# EXERCISE OBJECTIVE:
Copy every item below, replacing each occurrence of "inverter" with "NOT gate" and leaving everything else unchanged. Leave the pictures out of the copy.

# MATERIAL FOR THE TASK:
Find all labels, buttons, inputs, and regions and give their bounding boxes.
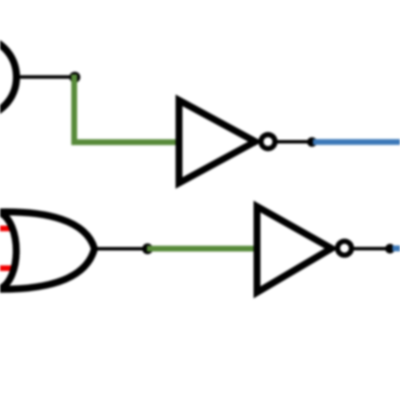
node D junction dot [385,244,395,254]
node B junction dot [307,137,317,147]
node C junction dot [142,243,153,254]
wire U2 output to node B [277,140,311,144]
inverter U4 bubble [338,241,352,255]
wire node A to U2 input (green) [74,75,179,143]
wire node C to U4 input (green) [147,246,257,252]
wire node D to right edge (blue) [393,245,400,251]
gate U1 (partial, off-canvas left, right arc visible) [0,37,17,118]
inverter U2 bubble [261,135,275,149]
wire U3 output to node C [94,247,148,251]
wire input 2 of U3 (red) [0,265,17,271]
wire U4 output to node D [353,247,390,251]
wire node B to right edge (blue) [313,139,400,145]
inverter U4 triangle [257,207,332,293]
wire input 1 of U3 (red) [0,226,17,232]
wire U1 output to node A [14,75,75,79]
node A junction dot [69,72,80,83]
or-gate U3 (partial, cut at left edge) [0,212,95,289]
inverter U2 triangle [179,100,255,183]
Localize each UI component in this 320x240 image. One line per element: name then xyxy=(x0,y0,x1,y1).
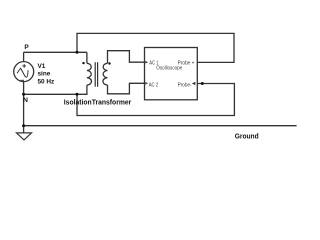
svg-text:IsolationTransformer: IsolationTransformer xyxy=(64,99,132,106)
svg-text:Oscilloscope: Oscilloscope xyxy=(156,66,182,72)
svg-text:AC 2: AC 2 xyxy=(149,82,158,88)
svg-text:Ground: Ground xyxy=(235,133,259,140)
svg-text:Probe-: Probe- xyxy=(178,82,192,88)
svg-text:50 Hz: 50 Hz xyxy=(38,78,55,85)
svg-text:V1: V1 xyxy=(38,63,46,70)
svg-text:N: N xyxy=(23,97,28,104)
svg-text:P: P xyxy=(24,44,29,51)
svg-text:sine: sine xyxy=(38,71,51,78)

# SOLUTION FOR THIS TASK:
Find all labels, buttons, inputs, and regions and give their bounding boxes.
node D junction dot [385,244,395,254]
node B junction dot [307,137,317,147]
node C junction dot [142,243,153,254]
wire U2 output to node B [277,140,311,144]
NOT gate U4 bubble [338,241,352,255]
wire node A to U2 input (green) [74,75,179,143]
wire node C to U4 input (green) [147,246,257,252]
wire node D to right edge (blue) [393,245,400,251]
gate U1 (partial, off-canvas left, right arc visible) [0,37,17,118]
NOT gate U2 bubble [261,135,275,149]
wire U3 output to node C [94,247,148,251]
wire input 2 of U3 (red) [0,265,17,271]
wire U4 output to node D [353,247,390,251]
wire node B to right edge (blue) [313,139,400,145]
NOT gate U4 triangle [257,207,332,293]
wire input 1 of U3 (red) [0,226,17,232]
wire U1 output to node A [14,75,75,79]
node A junction dot [69,72,80,83]
or-gate U3 (partial, cut at left edge) [0,212,95,289]
NOT gate U2 triangle [179,100,255,183]
Localize each UI component in this 320x240 image. One line per element: name then xyxy=(x0,y0,x1,y1).
svg-text:IsolationTransformer: IsolationTransformer xyxy=(64,99,132,106)
svg-text:Oscilloscope: Oscilloscope xyxy=(156,66,182,72)
svg-text:AC 2: AC 2 xyxy=(149,82,158,88)
svg-text:Ground: Ground xyxy=(235,133,259,140)
svg-text:Probe-: Probe- xyxy=(178,82,192,88)
svg-text:50 Hz: 50 Hz xyxy=(38,78,55,85)
svg-text:V1: V1 xyxy=(38,63,46,70)
svg-text:N: N xyxy=(23,97,28,104)
svg-text:P: P xyxy=(24,44,29,51)
svg-text:sine: sine xyxy=(38,71,51,78)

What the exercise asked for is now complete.